(Records that describe figures)
((
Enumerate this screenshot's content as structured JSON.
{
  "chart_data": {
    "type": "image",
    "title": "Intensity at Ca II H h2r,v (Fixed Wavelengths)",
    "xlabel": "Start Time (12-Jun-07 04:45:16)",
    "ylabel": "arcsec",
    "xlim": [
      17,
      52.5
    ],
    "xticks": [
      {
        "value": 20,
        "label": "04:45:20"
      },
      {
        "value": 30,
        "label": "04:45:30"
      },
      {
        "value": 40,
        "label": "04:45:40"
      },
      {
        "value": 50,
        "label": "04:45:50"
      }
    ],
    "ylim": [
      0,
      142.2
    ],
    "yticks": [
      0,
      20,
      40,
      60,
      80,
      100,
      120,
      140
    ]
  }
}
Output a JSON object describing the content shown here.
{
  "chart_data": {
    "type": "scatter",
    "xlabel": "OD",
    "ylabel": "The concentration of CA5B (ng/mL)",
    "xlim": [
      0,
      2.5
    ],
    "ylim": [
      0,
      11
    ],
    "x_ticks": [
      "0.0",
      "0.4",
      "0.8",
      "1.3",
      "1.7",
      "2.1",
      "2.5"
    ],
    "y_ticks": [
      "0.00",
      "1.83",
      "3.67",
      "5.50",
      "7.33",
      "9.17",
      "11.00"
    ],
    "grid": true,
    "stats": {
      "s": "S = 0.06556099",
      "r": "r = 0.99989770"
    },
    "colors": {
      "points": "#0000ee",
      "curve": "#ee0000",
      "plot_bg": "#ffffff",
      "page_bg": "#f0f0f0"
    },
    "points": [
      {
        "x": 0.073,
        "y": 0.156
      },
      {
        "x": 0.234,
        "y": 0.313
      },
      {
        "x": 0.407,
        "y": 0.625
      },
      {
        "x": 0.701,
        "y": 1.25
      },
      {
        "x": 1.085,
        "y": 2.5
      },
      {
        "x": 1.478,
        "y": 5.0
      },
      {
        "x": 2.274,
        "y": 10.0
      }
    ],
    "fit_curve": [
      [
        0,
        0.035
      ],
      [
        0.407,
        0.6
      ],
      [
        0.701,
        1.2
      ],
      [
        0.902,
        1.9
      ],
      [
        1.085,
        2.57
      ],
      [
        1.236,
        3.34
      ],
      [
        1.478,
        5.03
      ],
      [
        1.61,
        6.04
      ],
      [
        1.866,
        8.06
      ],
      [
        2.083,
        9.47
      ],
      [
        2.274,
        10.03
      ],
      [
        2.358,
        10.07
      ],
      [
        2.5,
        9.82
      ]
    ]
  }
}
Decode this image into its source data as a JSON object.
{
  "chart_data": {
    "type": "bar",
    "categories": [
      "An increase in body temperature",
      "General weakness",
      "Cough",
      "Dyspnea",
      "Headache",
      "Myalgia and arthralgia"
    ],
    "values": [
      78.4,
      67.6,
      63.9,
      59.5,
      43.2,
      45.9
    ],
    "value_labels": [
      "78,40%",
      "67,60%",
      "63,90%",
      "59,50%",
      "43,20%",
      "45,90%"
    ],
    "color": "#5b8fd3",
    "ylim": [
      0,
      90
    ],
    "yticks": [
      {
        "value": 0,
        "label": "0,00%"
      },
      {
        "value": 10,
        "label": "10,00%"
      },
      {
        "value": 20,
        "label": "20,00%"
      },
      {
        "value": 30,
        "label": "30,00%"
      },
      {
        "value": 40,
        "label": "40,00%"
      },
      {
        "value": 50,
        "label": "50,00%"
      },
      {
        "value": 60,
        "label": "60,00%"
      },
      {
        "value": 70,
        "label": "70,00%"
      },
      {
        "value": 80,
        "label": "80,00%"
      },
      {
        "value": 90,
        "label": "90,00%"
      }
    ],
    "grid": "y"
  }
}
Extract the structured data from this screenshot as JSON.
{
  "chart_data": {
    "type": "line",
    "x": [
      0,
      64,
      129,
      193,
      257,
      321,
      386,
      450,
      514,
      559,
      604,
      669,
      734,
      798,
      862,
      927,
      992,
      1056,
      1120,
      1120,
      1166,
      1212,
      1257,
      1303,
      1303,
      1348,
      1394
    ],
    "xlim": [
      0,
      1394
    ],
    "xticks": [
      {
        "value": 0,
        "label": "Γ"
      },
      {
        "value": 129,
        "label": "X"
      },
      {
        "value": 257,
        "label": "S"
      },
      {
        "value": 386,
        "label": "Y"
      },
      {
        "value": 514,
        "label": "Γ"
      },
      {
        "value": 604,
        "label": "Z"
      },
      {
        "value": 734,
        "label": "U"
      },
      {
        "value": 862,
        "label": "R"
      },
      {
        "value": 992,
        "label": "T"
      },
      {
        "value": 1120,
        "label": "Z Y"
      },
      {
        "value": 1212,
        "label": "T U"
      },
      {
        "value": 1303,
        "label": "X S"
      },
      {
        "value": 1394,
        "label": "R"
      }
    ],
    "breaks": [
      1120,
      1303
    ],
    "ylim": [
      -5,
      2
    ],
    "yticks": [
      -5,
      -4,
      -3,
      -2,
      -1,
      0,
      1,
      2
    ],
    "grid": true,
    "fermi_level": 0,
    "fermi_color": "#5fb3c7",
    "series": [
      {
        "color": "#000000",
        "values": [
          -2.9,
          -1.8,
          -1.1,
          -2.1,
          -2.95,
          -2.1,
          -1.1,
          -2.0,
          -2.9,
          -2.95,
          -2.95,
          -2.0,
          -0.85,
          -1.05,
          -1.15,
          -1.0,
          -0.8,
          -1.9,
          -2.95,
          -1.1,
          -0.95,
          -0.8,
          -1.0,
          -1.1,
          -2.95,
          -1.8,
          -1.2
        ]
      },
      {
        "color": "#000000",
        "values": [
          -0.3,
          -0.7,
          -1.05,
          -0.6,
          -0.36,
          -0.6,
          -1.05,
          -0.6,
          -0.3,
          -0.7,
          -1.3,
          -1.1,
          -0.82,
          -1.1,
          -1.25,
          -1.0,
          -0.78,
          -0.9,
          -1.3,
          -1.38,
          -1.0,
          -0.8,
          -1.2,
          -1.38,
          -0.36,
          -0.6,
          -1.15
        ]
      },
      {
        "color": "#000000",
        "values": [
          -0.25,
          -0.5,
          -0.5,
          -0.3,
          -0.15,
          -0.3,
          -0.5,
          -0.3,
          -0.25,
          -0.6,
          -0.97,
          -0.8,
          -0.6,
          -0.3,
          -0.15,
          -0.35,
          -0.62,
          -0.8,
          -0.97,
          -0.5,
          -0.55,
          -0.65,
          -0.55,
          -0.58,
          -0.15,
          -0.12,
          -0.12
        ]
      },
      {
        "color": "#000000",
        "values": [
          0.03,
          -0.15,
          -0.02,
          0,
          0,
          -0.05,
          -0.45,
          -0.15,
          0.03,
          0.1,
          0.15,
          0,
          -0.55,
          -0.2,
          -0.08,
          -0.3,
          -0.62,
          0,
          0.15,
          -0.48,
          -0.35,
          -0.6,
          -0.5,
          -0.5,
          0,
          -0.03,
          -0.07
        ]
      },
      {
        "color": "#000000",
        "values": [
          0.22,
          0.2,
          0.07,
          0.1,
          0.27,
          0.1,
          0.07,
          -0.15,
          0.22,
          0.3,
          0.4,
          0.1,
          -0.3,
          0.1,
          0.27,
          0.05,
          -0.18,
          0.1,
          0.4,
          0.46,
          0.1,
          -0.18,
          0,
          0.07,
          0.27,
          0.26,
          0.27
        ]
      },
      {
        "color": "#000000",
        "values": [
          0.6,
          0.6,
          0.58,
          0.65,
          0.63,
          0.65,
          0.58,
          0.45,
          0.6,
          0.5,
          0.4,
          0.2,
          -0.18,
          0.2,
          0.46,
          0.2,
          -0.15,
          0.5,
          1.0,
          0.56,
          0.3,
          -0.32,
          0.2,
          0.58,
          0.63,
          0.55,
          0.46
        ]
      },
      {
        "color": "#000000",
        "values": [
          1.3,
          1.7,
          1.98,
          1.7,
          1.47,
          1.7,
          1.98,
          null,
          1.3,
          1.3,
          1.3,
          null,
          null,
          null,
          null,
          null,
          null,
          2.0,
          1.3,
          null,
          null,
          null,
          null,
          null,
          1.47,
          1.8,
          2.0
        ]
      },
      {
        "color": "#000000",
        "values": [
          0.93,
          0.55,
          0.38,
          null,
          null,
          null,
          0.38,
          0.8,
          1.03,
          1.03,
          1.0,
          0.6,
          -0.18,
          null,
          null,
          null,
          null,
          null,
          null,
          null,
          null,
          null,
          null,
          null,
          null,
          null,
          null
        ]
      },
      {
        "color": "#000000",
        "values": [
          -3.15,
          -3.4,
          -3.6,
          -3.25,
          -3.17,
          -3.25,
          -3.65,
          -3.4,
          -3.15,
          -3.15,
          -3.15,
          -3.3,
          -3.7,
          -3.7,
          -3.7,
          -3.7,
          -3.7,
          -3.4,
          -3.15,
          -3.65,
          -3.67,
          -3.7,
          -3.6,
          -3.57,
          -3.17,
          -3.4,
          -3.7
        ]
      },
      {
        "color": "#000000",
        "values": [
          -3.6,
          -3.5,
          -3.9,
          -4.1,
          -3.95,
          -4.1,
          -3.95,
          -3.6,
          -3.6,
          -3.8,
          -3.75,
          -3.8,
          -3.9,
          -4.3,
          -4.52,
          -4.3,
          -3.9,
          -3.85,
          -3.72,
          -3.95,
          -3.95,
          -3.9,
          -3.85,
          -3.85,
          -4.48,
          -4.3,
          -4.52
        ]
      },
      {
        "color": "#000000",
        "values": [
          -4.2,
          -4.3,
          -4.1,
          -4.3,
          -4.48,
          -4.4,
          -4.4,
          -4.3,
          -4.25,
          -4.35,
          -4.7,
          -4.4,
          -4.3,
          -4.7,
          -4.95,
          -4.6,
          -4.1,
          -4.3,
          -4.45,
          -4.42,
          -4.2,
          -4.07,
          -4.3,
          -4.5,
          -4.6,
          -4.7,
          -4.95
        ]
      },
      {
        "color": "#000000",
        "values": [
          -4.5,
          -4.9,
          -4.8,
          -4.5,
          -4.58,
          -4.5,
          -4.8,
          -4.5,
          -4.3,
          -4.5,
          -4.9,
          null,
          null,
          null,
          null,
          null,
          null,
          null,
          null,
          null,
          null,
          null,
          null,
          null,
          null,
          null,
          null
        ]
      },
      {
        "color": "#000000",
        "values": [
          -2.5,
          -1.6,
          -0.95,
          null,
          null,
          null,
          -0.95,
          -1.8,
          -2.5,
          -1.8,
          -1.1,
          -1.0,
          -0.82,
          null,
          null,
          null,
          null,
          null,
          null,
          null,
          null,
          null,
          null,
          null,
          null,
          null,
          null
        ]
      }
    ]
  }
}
))
- _Exercise objective_: Look through the records and gather each line with the word "content".

- _Result of the exercise_:
Enumerate this screenshot's content as structured JSON.
Output a JSON object describing the content shown here.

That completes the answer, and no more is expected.